## Requirement
Can you write out the whole listing exactly?

## Extracted information
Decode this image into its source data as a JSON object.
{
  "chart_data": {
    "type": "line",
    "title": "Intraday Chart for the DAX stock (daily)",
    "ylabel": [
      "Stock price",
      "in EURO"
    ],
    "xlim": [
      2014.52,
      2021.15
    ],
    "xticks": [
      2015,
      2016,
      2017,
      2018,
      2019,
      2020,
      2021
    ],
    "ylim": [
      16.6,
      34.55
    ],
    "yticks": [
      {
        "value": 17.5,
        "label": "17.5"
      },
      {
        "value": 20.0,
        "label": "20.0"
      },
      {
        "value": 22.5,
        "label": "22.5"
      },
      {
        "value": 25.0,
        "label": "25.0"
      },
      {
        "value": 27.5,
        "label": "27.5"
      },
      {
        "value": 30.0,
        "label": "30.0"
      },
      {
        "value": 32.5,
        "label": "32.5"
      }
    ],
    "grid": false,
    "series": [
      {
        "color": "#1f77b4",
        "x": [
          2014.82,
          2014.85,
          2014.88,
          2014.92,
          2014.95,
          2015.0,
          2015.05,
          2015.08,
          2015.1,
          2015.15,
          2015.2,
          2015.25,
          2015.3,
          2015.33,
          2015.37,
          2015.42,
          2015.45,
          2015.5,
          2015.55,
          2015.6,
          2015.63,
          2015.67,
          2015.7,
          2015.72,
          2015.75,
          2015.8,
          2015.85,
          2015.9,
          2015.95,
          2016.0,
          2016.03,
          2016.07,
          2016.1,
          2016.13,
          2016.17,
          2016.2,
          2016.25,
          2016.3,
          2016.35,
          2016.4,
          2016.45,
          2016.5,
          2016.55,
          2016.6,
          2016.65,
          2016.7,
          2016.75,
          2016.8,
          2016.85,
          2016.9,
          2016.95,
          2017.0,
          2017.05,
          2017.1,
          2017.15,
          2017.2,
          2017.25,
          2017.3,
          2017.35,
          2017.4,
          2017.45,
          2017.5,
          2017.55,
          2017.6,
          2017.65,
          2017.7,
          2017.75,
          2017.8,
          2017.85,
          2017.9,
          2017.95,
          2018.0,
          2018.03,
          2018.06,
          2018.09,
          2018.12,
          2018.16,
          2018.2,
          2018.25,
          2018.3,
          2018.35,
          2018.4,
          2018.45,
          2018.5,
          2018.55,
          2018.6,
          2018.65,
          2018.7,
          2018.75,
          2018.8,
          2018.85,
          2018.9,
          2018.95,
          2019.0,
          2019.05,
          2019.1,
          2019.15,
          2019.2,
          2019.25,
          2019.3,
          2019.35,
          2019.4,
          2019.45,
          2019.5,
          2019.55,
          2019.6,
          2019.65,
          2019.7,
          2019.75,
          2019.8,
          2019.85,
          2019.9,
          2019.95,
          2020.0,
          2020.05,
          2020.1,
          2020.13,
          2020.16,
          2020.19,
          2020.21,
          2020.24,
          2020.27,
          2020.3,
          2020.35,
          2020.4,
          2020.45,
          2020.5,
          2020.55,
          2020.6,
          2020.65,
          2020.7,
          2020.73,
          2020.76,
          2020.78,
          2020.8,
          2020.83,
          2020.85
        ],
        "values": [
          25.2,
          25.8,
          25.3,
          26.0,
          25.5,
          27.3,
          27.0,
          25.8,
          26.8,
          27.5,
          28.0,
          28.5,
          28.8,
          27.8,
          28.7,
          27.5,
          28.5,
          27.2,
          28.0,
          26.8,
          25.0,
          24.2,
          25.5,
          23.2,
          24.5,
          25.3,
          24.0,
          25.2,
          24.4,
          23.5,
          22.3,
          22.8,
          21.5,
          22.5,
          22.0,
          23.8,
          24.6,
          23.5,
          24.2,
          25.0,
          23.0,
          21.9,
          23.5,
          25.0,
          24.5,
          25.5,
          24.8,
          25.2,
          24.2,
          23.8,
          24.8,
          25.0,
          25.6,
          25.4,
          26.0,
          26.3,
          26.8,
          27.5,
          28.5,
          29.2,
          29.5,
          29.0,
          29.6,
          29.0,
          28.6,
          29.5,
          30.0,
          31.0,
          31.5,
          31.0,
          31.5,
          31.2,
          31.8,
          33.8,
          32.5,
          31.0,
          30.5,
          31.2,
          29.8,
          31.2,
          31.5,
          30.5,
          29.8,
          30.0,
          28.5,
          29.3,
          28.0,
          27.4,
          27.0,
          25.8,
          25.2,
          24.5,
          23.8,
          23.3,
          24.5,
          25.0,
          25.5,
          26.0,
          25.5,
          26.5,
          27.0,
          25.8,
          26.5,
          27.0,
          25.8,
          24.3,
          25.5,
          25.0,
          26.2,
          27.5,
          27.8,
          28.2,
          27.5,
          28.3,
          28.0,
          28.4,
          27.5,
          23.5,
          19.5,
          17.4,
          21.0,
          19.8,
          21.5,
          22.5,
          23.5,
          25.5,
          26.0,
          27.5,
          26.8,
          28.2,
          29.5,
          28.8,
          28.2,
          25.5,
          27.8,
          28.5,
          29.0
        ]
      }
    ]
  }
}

## The result
Decode this image into its source data as a JSON object.
{
  "chart_data": {
    "type": "line",
    "title": "Intraday Chart for the DAX stock (daily)",
    "ylabel": [
      "Stock price",
      "in EURO"
    ],
    "xlim": [
      2014.52,
      2021.15
    ],
    "xticks": [
      2015,
      2016,
      2017,
      2018,
      2019,
      2020,
      2021
    ],
    "ylim": [
      16.6,
      34.55
    ],
    "yticks": [
      {
        "value": 17.5,
        "label": "17.5"
      },
      {
        "value": 20.0,
        "label": "20.0"
      },
      {
        "value": 22.5,
        "label": "22.5"
      },
      {
        "value": 25.0,
        "label": "25.0"
      },
      {
        "value": 27.5,
        "label": "27.5"
      },
      {
        "value": 30.0,
        "label": "30.0"
      },
      {
        "value": 32.5,
        "label": "32.5"
      }
    ],
    "grid": false,
    "series": [
      {
        "color": "#1f77b4",
        "x": [
          2014.82,
          2014.85,
          2014.88,
          2014.92,
          2014.95,
          2015.0,
          2015.05,
          2015.08,
          2015.1,
          2015.15,
          2015.2,
          2015.25,
          2015.3,
          2015.33,
          2015.37,
          2015.42,
          2015.45,
          2015.5,
          2015.55,
          2015.6,
          2015.63,
          2015.67,
          2015.7,
          2015.72,
          2015.75,
          2015.8,
          2015.85,
          2015.9,
          2015.95,
          2016.0,
          2016.03,
          2016.07,
          2016.1,
          2016.13,
          2016.17,
          2016.2,
          2016.25,
          2016.3,
          2016.35,
          2016.4,
          2016.45,
          2016.5,
          2016.55,
          2016.6,
          2016.65,
          2016.7,
          2016.75,
          2016.8,
          2016.85,
          2016.9,
          2016.95,
          2017.0,
          2017.05,
          2017.1,
          2017.15,
          2017.2,
          2017.25,
          2017.3,
          2017.35,
          2017.4,
          2017.45,
          2017.5,
          2017.55,
          2017.6,
          2017.65,
          2017.7,
          2017.75,
          2017.8,
          2017.85,
          2017.9,
          2017.95,
          2018.0,
          2018.03,
          2018.06,
          2018.09,
          2018.12,
          2018.16,
          2018.2,
          2018.25,
          2018.3,
          2018.35,
          2018.4,
          2018.45,
          2018.5,
          2018.55,
          2018.6,
          2018.65,
          2018.7,
          2018.75,
          2018.8,
          2018.85,
          2018.9,
          2018.95,
          2019.0,
          2019.05,
          2019.1,
          2019.15,
          2019.2,
          2019.25,
          2019.3,
          2019.35,
          2019.4,
          2019.45,
          2019.5,
          2019.55,
          2019.6,
          2019.65,
          2019.7,
          2019.75,
          2019.8,
          2019.85,
          2019.9,
          2019.95,
          2020.0,
          2020.05,
          2020.1,
          2020.13,
          2020.16,
          2020.19,
          2020.21,
          2020.24,
          2020.27,
          2020.3,
          2020.35,
          2020.4,
          2020.45,
          2020.5,
          2020.55,
          2020.6,
          2020.65,
          2020.7,
          2020.73,
          2020.76,
          2020.78,
          2020.8,
          2020.83,
          2020.85
        ],
        "values": [
          25.2,
          25.8,
          25.3,
          26.0,
          25.5,
          27.3,
          27.0,
          25.8,
          26.8,
          27.5,
          28.0,
          28.5,
          28.8,
          27.8,
          28.7,
          27.5,
          28.5,
          27.2,
          28.0,
          26.8,
          25.0,
          24.2,
          25.5,
          23.2,
          24.5,
          25.3,
          24.0,
          25.2,
          24.4,
          23.5,
          22.3,
          22.8,
          21.5,
          22.5,
          22.0,
          23.8,
          24.6,
          23.5,
          24.2,
          25.0,
          23.0,
          21.9,
          23.5,
          25.0,
          24.5,
          25.5,
          24.8,
          25.2,
          24.2,
          23.8,
          24.8,
          25.0,
          25.6,
          25.4,
          26.0,
          26.3,
          26.8,
          27.5,
          28.5,
          29.2,
          29.5,
          29.0,
          29.6,
          29.0,
          28.6,
          29.5,
          30.0,
          31.0,
          31.5,
          31.0,
          31.5,
          31.2,
          31.8,
          33.8,
          32.5,
          31.0,
          30.5,
          31.2,
          29.8,
          31.2,
          31.5,
          30.5,
          29.8,
          30.0,
          28.5,
          29.3,
          28.0,
          27.4,
          27.0,
          25.8,
          25.2,
          24.5,
          23.8,
          23.3,
          24.5,
          25.0,
          25.5,
          26.0,
          25.5,
          26.5,
          27.0,
          25.8,
          26.5,
          27.0,
          25.8,
          24.3,
          25.5,
          25.0,
          26.2,
          27.5,
          27.8,
          28.2,
          27.5,
          28.3,
          28.0,
          28.4,
          27.5,
          23.5,
          19.5,
          17.4,
          21.0,
          19.8,
          21.5,
          22.5,
          23.5,
          25.5,
          26.0,
          27.5,
          26.8,
          28.2,
          29.5,
          28.8,
          28.2,
          25.5,
          27.8,
          28.5,
          29.0
        ]
      }
    ]
  }
}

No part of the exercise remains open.